(Written request): Transcribe each record below word for word.

Stored data:

>> Start

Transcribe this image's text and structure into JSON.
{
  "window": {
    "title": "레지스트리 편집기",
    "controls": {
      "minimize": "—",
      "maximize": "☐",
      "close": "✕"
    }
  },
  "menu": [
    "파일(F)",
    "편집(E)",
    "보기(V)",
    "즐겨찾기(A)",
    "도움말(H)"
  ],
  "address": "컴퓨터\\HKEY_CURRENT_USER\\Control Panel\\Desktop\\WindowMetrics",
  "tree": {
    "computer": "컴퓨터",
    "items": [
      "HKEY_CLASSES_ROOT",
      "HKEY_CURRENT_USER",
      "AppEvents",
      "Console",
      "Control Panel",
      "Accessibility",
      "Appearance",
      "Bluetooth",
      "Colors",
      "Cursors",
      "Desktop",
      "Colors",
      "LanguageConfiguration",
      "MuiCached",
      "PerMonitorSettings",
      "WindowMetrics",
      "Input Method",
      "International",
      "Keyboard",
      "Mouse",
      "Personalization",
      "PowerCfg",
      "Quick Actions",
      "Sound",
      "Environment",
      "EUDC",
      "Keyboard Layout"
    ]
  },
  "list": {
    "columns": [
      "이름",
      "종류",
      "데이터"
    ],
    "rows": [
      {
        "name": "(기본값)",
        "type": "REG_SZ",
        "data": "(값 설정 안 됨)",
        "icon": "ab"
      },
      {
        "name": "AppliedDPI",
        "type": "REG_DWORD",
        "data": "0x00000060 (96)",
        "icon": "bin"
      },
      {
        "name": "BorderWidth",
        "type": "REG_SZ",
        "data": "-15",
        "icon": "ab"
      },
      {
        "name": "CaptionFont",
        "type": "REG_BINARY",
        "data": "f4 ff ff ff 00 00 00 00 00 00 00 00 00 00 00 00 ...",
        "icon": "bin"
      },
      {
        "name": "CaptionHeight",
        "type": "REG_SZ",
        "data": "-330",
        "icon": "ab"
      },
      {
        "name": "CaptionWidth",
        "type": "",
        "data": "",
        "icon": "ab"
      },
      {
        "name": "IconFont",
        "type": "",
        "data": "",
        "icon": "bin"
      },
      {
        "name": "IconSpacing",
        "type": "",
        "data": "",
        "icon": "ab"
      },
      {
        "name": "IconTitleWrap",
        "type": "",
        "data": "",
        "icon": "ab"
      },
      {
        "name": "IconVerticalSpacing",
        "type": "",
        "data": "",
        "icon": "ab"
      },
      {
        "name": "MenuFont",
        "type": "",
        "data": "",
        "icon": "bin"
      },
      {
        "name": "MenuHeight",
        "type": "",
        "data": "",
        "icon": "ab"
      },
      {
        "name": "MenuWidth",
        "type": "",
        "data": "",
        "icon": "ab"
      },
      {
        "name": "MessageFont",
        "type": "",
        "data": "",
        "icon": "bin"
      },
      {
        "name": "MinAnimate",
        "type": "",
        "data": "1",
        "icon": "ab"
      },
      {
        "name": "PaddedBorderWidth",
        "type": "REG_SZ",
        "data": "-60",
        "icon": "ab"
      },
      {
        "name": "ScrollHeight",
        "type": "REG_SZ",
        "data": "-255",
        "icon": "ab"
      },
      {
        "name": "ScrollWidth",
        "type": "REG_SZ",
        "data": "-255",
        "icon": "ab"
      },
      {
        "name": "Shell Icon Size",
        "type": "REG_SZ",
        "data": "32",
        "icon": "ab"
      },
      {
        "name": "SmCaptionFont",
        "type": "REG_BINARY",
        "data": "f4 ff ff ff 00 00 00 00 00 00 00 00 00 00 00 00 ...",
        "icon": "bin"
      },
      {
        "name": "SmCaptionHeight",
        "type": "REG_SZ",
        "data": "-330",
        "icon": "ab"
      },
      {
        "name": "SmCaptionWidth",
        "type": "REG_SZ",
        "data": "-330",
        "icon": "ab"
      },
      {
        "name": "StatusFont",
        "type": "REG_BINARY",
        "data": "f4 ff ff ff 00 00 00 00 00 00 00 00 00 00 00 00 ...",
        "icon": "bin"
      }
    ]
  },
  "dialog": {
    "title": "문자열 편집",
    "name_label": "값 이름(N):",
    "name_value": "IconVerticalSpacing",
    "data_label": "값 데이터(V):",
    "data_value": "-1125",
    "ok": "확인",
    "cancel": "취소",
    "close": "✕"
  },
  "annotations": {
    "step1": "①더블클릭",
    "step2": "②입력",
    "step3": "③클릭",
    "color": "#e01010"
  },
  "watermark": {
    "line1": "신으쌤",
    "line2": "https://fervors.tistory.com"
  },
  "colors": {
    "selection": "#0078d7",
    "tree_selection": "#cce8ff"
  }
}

>> End

(Solution below):
Transcribe this image's text and structure into JSON.
{
  "window": {
    "title": "레지스트리 편집기",
    "controls": {
      "minimize": "—",
      "maximize": "☐",
      "close": "✕"
    }
  },
  "menu": [
    "파일(F)",
    "편집(E)",
    "보기(V)",
    "즐겨찾기(A)",
    "도움말(H)"
  ],
  "address": "컴퓨터\\HKEY_CURRENT_USER\\Control Panel\\Desktop\\WindowMetrics",
  "tree": {
    "computer": "컴퓨터",
    "items": [
      "HKEY_CLASSES_ROOT",
      "HKEY_CURRENT_USER",
      "AppEvents",
      "Console",
      "Control Panel",
      "Accessibility",
      "Appearance",
      "Bluetooth",
      "Colors",
      "Cursors",
      "Desktop",
      "Colors",
      "LanguageConfiguration",
      "MuiCached",
      "PerMonitorSettings",
      "WindowMetrics",
      "Input Method",
      "International",
      "Keyboard",
      "Mouse",
      "Personalization",
      "PowerCfg",
      "Quick Actions",
      "Sound",
      "Environment",
      "EUDC",
      "Keyboard Layout"
    ]
  },
  "list": {
    "columns": [
      "이름",
      "종류",
      "데이터"
    ],
    "rows": [
      {
        "name": "(기본값)",
        "type": "REG_SZ",
        "data": "(값 설정 안 됨)",
        "icon": "ab"
      },
      {
        "name": "AppliedDPI",
        "type": "REG_DWORD",
        "data": "0x00000060 (96)",
        "icon": "bin"
      },
      {
        "name": "BorderWidth",
        "type": "REG_SZ",
        "data": "-15",
        "icon": "ab"
      },
      {
        "name": "CaptionFont",
        "type": "REG_BINARY",
        "data": "f4 ff ff ff 00 00 00 00 00 00 00 00 00 00 00 00 ...",
        "icon": "bin"
      },
      {
        "name": "CaptionHeight",
        "type": "REG_SZ",
        "data": "-330",
        "icon": "ab"
      },
      {
        "name": "CaptionWidth",
        "type": "",
        "data": "",
        "icon": "ab"
      },
      {
        "name": "IconFont",
        "type": "",
        "data": "",
        "icon": "bin"
      },
      {
        "name": "IconSpacing",
        "type": "",
        "data": "",
        "icon": "ab"
      },
      {
        "name": "IconTitleWrap",
        "type": "",
        "data": "",
        "icon": "ab"
      },
      {
        "name": "IconVerticalSpacing",
        "type": "",
        "data": "",
        "icon": "ab"
      },
      {
        "name": "MenuFont",
        "type": "",
        "data": "",
        "icon": "bin"
      },
      {
        "name": "MenuHeight",
        "type": "",
        "data": "",
        "icon": "ab"
      },
      {
        "name": "MenuWidth",
        "type": "",
        "data": "",
        "icon": "ab"
      },
      {
        "name": "MessageFont",
        "type": "",
        "data": "",
        "icon": "bin"
      },
      {
        "name": "MinAnimate",
        "type": "",
        "data": "1",
        "icon": "ab"
      },
      {
        "name": "PaddedBorderWidth",
        "type": "REG_SZ",
        "data": "-60",
        "icon": "ab"
      },
      {
        "name": "ScrollHeight",
        "type": "REG_SZ",
        "data": "-255",
        "icon": "ab"
      },
      {
        "name": "ScrollWidth",
        "type": "REG_SZ",
        "data": "-255",
        "icon": "ab"
      },
      {
        "name": "Shell Icon Size",
        "type": "REG_SZ",
        "data": "32",
        "icon": "ab"
      },
      {
        "name": "SmCaptionFont",
        "type": "REG_BINARY",
        "data": "f4 ff ff ff 00 00 00 00 00 00 00 00 00 00 00 00 ...",
        "icon": "bin"
      },
      {
        "name": "SmCaptionHeight",
        "type": "REG_SZ",
        "data": "-330",
        "icon": "ab"
      },
      {
        "name": "SmCaptionWidth",
        "type": "REG_SZ",
        "data": "-330",
        "icon": "ab"
      },
      {
        "name": "StatusFont",
        "type": "REG_BINARY",
        "data": "f4 ff ff ff 00 00 00 00 00 00 00 00 00 00 00 00 ...",
        "icon": "bin"
      }
    ]
  },
  "dialog": {
    "title": "문자열 편집",
    "name_label": "값 이름(N):",
    "name_value": "IconVerticalSpacing",
    "data_label": "값 데이터(V):",
    "data_value": "-1125",
    "ok": "확인",
    "cancel": "취소",
    "close": "✕"
  },
  "annotations": {
    "step1": "①더블클릭",
    "step2": "②입력",
    "step3": "③클릭",
    "color": "#e01010"
  },
  "watermark": {
    "line1": "신으쌤",
    "line2": "https://fervors.tistory.com"
  },
  "colors": {
    "selection": "#0078d7",
    "tree_selection": "#cce8ff"
  }
}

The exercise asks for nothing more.